> _Exercise task_
Retype each entry below, keeping every character the same.

> _Input records_

|---|

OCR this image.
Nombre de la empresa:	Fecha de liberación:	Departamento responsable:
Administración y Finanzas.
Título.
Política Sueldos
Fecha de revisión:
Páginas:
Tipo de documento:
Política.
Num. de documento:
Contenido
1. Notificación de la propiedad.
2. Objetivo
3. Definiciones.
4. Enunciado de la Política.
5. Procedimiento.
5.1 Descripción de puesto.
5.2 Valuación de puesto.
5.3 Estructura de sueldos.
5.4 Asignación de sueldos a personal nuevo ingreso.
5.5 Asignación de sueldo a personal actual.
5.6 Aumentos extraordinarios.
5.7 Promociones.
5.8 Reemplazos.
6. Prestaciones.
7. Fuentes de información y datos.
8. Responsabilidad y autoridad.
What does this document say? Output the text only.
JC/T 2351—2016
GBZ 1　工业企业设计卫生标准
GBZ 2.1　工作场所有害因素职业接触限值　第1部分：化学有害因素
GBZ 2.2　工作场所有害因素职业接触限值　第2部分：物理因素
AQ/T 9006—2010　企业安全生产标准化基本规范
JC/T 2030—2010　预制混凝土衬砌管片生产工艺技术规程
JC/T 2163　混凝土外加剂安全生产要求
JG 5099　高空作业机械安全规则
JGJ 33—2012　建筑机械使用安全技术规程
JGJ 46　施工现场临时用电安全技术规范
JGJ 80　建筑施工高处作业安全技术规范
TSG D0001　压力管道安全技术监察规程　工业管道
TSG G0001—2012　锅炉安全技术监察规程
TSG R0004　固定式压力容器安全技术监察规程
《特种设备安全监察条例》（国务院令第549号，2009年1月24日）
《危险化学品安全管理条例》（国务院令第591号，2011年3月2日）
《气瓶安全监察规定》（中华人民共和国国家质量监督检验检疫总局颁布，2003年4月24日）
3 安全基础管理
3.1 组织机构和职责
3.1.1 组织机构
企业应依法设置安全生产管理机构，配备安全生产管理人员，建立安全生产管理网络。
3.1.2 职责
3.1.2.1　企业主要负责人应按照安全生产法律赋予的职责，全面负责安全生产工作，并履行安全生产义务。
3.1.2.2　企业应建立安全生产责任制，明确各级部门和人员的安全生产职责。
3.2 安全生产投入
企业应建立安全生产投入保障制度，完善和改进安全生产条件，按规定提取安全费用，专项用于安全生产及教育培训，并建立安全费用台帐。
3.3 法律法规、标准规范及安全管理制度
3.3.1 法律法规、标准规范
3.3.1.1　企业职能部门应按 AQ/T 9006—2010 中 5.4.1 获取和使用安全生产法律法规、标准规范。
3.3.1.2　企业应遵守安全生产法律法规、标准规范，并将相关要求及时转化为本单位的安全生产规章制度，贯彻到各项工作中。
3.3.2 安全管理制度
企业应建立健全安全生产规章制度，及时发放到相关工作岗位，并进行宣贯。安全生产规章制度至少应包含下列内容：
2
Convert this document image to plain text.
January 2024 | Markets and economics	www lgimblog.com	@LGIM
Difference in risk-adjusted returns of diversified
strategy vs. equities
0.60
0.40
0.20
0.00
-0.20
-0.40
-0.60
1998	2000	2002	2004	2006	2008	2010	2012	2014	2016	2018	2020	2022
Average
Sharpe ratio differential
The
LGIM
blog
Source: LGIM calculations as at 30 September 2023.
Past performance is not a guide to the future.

|---|

> _Answer below_
OCR this image.
Nombre de la empresa:	Fecha de liberación:	Departamento responsable:
Administración y Finanzas.
Título.
Política Sueldos
Fecha de revisión:
Páginas:
Tipo de documento:
Política.
Num. de documento:
Contenido
1. Notificación de la propiedad.
2. Objetivo
3. Definiciones.
4. Enunciado de la Política.
5. Procedimiento.
5.1 Descripción de puesto.
5.2 Valuación de puesto.
5.3 Estructura de sueldos.
5.4 Asignación de sueldos a personal nuevo ingreso.
5.5 Asignación de sueldo a personal actual.
5.6 Aumentos extraordinarios.
5.7 Promociones.
5.8 Reemplazos.
6. Prestaciones.
7. Fuentes de información y datos.
8. Responsabilidad y autoridad.
What does this document say? Output the text only.
JC/T 2351—2016
GBZ 1　工业企业设计卫生标准
GBZ 2.1　工作场所有害因素职业接触限值　第1部分：化学有害因素
GBZ 2.2　工作场所有害因素职业接触限值　第2部分：物理因素
AQ/T 9006—2010　企业安全生产标准化基本规范
JC/T 2030—2010　预制混凝土衬砌管片生产工艺技术规程
JC/T 2163　混凝土外加剂安全生产要求
JG 5099　高空作业机械安全规则
JGJ 33—2012　建筑机械使用安全技术规程
JGJ 46　施工现场临时用电安全技术规范
JGJ 80　建筑施工高处作业安全技术规范
TSG D0001　压力管道安全技术监察规程　工业管道
TSG G0001—2012　锅炉安全技术监察规程
TSG R0004　固定式压力容器安全技术监察规程
《特种设备安全监察条例》（国务院令第549号，2009年1月24日）
《危险化学品安全管理条例》（国务院令第591号，2011年3月2日）
《气瓶安全监察规定》（中华人民共和国国家质量监督检验检疫总局颁布，2003年4月24日）
3 安全基础管理
3.1 组织机构和职责
3.1.1 组织机构
企业应依法设置安全生产管理机构，配备安全生产管理人员，建立安全生产管理网络。
3.1.2 职责
3.1.2.1　企业主要负责人应按照安全生产法律赋予的职责，全面负责安全生产工作，并履行安全生产义务。
3.1.2.2　企业应建立安全生产责任制，明确各级部门和人员的安全生产职责。
3.2 安全生产投入
企业应建立安全生产投入保障制度，完善和改进安全生产条件，按规定提取安全费用，专项用于安全生产及教育培训，并建立安全费用台帐。
3.3 法律法规、标准规范及安全管理制度
3.3.1 法律法规、标准规范
3.3.1.1　企业职能部门应按 AQ/T 9006—2010 中 5.4.1 获取和使用安全生产法律法规、标准规范。
3.3.1.2　企业应遵守安全生产法律法规、标准规范，并将相关要求及时转化为本单位的安全生产规章制度，贯彻到各项工作中。
3.3.2 安全管理制度
企业应建立健全安全生产规章制度，及时发放到相关工作岗位，并进行宣贯。安全生产规章制度至少应包含下列内容：
2
Convert this document image to plain text.
January 2024 | Markets and economics	www lgimblog.com	@LGIM
Difference in risk-adjusted returns of diversified
strategy vs. equities
0.60
0.40
0.20
0.00
-0.20
-0.40
-0.60
1998	2000	2002	2004	2006	2008	2010	2012	2014	2016	2018	2020	2022
Average
Sharpe ratio differential
The
LGIM
blog
Source: LGIM calculations as at 30 September 2023.
Past performance is not a guide to the future.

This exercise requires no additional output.